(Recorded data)
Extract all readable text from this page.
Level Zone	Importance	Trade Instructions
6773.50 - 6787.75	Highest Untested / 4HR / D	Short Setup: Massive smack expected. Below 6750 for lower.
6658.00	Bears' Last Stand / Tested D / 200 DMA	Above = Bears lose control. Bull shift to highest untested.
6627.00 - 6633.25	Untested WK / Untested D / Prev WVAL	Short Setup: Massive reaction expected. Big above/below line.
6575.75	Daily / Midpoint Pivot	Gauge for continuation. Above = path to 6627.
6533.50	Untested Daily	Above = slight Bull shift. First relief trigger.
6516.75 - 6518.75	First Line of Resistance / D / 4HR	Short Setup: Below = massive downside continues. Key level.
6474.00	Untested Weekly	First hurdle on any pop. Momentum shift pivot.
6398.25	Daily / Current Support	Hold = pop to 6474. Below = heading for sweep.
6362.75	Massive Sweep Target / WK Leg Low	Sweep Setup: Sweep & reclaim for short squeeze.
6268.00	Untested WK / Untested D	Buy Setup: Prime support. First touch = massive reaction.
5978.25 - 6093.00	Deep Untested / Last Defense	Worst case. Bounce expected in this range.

:: Objective ::
Copy every line of the listing containing the string "expected".

:: Correct output ::
6773.50 - 6787.75	Highest Untested / 4HR / D	Short Setup: Massive smack expected. Below 6750 for lower.
6627.00 - 6633.25	Untested WK / Untested D / Prev WVAL	Short Setup: Massive reaction expected. Big above/below line.
5978.25 - 6093.00	Deep Untested / Last Defense	Worst case. Bounce expected in this range.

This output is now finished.